Aim
Please count the lines below that contain the word "index", and reply with that number alone.

[Entries with figure data]

---------------

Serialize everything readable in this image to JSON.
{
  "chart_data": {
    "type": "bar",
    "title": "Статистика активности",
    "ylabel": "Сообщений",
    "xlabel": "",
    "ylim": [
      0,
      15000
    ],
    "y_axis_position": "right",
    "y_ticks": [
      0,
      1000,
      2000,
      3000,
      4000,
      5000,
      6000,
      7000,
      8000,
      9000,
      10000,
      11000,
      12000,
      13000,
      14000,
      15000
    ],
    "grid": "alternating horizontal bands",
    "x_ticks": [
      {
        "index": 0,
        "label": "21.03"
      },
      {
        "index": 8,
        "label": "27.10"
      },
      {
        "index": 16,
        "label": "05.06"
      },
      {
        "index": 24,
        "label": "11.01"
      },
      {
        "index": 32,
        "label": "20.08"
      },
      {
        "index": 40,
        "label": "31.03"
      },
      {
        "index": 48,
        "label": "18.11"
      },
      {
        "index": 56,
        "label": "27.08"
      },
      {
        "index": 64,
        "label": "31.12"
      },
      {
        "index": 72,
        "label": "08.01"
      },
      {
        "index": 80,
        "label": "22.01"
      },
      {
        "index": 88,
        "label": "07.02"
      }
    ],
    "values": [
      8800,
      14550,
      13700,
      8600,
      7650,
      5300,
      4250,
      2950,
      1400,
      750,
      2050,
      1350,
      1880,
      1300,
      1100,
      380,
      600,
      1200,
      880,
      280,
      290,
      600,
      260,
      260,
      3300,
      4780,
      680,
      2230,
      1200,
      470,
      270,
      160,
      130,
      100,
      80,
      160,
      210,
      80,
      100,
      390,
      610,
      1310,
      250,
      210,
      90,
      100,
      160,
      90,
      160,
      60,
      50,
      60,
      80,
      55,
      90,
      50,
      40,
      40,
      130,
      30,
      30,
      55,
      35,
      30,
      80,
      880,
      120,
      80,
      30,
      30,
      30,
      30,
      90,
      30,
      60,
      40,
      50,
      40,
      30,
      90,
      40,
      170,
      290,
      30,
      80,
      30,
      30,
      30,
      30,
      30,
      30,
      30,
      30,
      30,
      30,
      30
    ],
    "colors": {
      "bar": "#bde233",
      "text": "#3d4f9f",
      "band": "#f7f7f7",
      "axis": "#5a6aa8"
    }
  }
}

---------------

Correct answer
12